▸ **WHAT YOU HAVE TO DO**:
Where a line contains the word "photos", copy that line in full.

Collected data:
********************

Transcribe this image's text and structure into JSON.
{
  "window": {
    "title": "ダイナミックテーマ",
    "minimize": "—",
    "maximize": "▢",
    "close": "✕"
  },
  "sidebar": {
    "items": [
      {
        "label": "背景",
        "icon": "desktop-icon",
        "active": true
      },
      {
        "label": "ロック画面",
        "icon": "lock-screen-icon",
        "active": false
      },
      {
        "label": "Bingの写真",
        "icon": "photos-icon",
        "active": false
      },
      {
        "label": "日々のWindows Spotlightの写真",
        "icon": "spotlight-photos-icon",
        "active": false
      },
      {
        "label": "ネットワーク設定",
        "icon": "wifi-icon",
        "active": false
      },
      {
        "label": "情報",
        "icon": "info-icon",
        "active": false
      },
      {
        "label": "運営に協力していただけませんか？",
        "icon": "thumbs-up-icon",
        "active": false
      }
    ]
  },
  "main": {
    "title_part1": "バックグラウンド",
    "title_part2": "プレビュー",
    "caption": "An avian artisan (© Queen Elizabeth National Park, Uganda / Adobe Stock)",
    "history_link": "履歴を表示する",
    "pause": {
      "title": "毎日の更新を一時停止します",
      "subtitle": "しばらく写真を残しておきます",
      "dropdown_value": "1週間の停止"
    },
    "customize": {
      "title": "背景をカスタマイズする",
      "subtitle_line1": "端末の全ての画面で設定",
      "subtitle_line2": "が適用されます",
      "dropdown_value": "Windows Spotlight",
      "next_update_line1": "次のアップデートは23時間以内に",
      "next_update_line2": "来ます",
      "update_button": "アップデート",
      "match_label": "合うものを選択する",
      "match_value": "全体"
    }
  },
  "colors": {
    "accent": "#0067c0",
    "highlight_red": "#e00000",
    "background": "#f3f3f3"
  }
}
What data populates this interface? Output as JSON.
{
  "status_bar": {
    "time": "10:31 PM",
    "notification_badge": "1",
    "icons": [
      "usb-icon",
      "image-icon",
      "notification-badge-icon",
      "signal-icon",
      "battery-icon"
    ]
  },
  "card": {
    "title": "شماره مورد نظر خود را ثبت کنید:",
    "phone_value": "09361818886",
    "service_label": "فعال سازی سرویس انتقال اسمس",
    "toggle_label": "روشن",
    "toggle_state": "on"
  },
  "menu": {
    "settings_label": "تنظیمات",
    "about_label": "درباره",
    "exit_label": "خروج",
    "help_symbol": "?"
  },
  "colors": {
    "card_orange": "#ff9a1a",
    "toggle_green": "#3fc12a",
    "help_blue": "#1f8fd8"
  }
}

********************

▸ **SOLUTION BELOW**:
        "icon": "photos-icon",
        "icon": "spotlight-photos-icon",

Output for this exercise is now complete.